(Reading passage)
++++

The Saturday Profile: TV presenter Konnie Huq
Saturday, 18 August 2007
When the Blue Peter presenter Konnie Huq took up an invitation from Ken Livingstone to endorse a new cycling initiative earlier this year, the prospect did not seem like crass folly. Even with the ever-present threat of grandstanding from London's Mayor, Blue Peter has been behind cycling for years. The idea seemed as on-message as sticky-backed plastic and Christmas mobiles.
That was before the City Hall backbiting began. After an alleged piece of political opportunism from Livingstone, who used the launch event to rib his Tory opponents for being "pro-car", came the backlash. Brian Coleman, a Tory assembly member not known to mince his words - or miss an opportunity to slate Livingstone - complained that by association Huq had undermined the BBC's political impartiality. Currently under heavy fire, the BBC became trigger-happy, and Huq was an easy target for retaliation. This week the corporation panned her move, and she has since withdrawn her support.
"It's crazy," said a close friend of the presenter yesterday. "If she had wanted to endorse Labour Party politics she has had plenty of better opportunities prior to this." On camera, Huq, 32, is bright and personable. Yet her apparent innocence is incongruous with her formidable CV. She is intelligent, with a Cambridge University economics degree, thrown together while holding down gigs presenting national television. Not for nothing has she fronted a flagship programme for the BBC for near on a decade. She joined Blue Peter when she was just 22 in 1997, and is shortly due to leave as its longest-serving female presenter. Her friends say she is not immune to pulling the odd string to get her way. Certainly, they claim, her hunger for success can be rapacious.

++++

(Data excerpts)
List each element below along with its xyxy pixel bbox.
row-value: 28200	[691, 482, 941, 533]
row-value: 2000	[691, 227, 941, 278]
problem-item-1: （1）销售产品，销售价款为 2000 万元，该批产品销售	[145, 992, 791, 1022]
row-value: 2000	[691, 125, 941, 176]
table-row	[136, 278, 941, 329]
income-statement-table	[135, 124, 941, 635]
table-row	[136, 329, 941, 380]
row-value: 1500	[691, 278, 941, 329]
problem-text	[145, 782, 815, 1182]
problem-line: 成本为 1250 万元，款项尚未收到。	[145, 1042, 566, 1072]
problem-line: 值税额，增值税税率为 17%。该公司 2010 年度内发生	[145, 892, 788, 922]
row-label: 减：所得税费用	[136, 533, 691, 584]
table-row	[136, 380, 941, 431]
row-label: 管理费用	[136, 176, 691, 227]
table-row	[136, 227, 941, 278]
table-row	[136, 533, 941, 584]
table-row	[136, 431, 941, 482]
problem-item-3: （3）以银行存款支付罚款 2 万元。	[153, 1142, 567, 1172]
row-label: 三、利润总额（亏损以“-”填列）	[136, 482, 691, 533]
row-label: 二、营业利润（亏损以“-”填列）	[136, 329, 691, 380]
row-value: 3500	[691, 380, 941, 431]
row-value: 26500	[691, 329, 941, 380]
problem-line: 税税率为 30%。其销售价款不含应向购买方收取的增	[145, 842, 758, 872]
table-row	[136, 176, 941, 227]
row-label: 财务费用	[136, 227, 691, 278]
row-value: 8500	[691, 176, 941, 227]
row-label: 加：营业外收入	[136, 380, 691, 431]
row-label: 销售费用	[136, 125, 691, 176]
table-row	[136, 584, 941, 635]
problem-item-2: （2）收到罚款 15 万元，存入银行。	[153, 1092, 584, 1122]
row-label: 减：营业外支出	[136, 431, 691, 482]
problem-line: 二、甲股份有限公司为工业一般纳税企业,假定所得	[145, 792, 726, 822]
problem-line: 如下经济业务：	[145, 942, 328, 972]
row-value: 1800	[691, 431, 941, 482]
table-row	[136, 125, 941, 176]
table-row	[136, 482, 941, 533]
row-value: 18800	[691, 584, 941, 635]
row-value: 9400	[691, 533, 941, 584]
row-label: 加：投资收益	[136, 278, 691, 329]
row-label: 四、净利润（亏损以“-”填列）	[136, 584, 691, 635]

++++

(Directives)
(A) From the profile of Konnie Huq, extract the passage starting at "That was before" and ending at "withdrawn her support.", copied word for word.
(B) Copy all the rows of Block 1 exactly as they appear, from the first row to the last.

(Task-by-task answers)
(A)
That was before the City Hall backbiting began. After an alleged piece of political opportunism from Livingstone, who used the launch event to rib his Tory opponents for being "pro-car", came the backlash. Brian Coleman, a Tory assembly member not known to mince his words - or miss an opportunity to slate Livingstone - complained that by association Huq had undermined the BBC's political impartiality. Currently under heavy fire, the BBC became trigger-happy, and Huq was an easy target for retaliation. This week the corporation panned her move, and she has since withdrawn her support.

(B)
List each element below along with its xyxy pixel bbox.
row-value: 28200	[691, 482, 941, 533]
row-value: 2000	[691, 227, 941, 278]
problem-item-1: （1）销售产品，销售价款为 2000 万元，该批产品销售	[145, 992, 791, 1022]
row-value: 2000	[691, 125, 941, 176]
table-row	[136, 278, 941, 329]
income-statement-table	[135, 124, 941, 635]
table-row	[136, 329, 941, 380]
row-value: 1500	[691, 278, 941, 329]
problem-text	[145, 782, 815, 1182]
problem-line: 成本为 1250 万元，款项尚未收到。	[145, 1042, 566, 1072]
problem-line: 值税额，增值税税率为 17%。该公司 2010 年度内发生	[145, 892, 788, 922]
row-label: 减：所得税费用	[136, 533, 691, 584]
table-row	[136, 380, 941, 431]
row-label: 管理费用	[136, 176, 691, 227]
table-row	[136, 227, 941, 278]
table-row	[136, 533, 941, 584]
table-row	[136, 431, 941, 482]
problem-item-3: （3）以银行存款支付罚款 2 万元。	[153, 1142, 567, 1172]
row-label: 三、利润总额（亏损以“-”填列）	[136, 482, 691, 533]
row-label: 二、营业利润（亏损以“-”填列）	[136, 329, 691, 380]
row-value: 3500	[691, 380, 941, 431]
row-value: 26500	[691, 329, 941, 380]
problem-line: 税税率为 30%。其销售价款不含应向购买方收取的增	[145, 842, 758, 872]
table-row	[136, 176, 941, 227]
row-label: 财务费用	[136, 227, 691, 278]
row-value: 8500	[691, 176, 941, 227]
row-label: 加：营业外收入	[136, 380, 691, 431]
row-label: 销售费用	[136, 125, 691, 176]
table-row	[136, 584, 941, 635]
problem-item-2: （2）收到罚款 15 万元，存入银行。	[153, 1092, 584, 1122]
row-label: 减：营业外支出	[136, 431, 691, 482]
problem-line: 二、甲股份有限公司为工业一般纳税企业,假定所得	[145, 792, 726, 822]
problem-line: 如下经济业务：	[145, 942, 328, 972]
row-value: 1800	[691, 431, 941, 482]
table-row	[136, 125, 941, 176]
table-row	[136, 482, 941, 533]
row-value: 18800	[691, 584, 941, 635]
row-value: 9400	[691, 533, 941, 584]
row-label: 加：投资收益	[136, 278, 691, 329]
row-label: 四、净利润（亏损以“-”填列）	[136, 584, 691, 635]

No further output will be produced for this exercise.